== Records provided ==
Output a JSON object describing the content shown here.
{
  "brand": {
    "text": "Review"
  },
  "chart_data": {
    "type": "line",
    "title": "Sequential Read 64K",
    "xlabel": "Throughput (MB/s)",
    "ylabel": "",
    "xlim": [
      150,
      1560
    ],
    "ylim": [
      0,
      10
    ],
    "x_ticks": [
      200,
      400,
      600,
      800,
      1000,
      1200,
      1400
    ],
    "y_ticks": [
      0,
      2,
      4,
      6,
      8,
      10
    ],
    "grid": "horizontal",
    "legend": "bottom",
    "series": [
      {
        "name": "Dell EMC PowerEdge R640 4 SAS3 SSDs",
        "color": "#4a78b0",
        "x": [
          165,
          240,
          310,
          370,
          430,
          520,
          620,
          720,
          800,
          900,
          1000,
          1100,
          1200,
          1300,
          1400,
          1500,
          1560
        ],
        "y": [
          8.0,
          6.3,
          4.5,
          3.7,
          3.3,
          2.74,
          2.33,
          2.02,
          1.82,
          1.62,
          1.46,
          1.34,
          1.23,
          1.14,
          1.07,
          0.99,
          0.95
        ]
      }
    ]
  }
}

== Written task ==
Type out the material again exactly as presented.

== Completed exercise ==
Output a JSON object describing the content shown here.
{
  "brand": {
    "text": "Review"
  },
  "chart_data": {
    "type": "line",
    "title": "Sequential Read 64K",
    "xlabel": "Throughput (MB/s)",
    "ylabel": "",
    "xlim": [
      150,
      1560
    ],
    "ylim": [
      0,
      10
    ],
    "x_ticks": [
      200,
      400,
      600,
      800,
      1000,
      1200,
      1400
    ],
    "y_ticks": [
      0,
      2,
      4,
      6,
      8,
      10
    ],
    "grid": "horizontal",
    "legend": "bottom",
    "series": [
      {
        "name": "Dell EMC PowerEdge R640 4 SAS3 SSDs",
        "color": "#4a78b0",
        "x": [
          165,
          240,
          310,
          370,
          430,
          520,
          620,
          720,
          800,
          900,
          1000,
          1100,
          1200,
          1300,
          1400,
          1500,
          1560
        ],
        "y": [
          8.0,
          6.3,
          4.5,
          3.7,
          3.3,
          2.74,
          2.33,
          2.02,
          1.82,
          1.62,
          1.46,
          1.34,
          1.23,
          1.14,
          1.07,
          0.99,
          0.95
        ]
      }
    ]
  }
}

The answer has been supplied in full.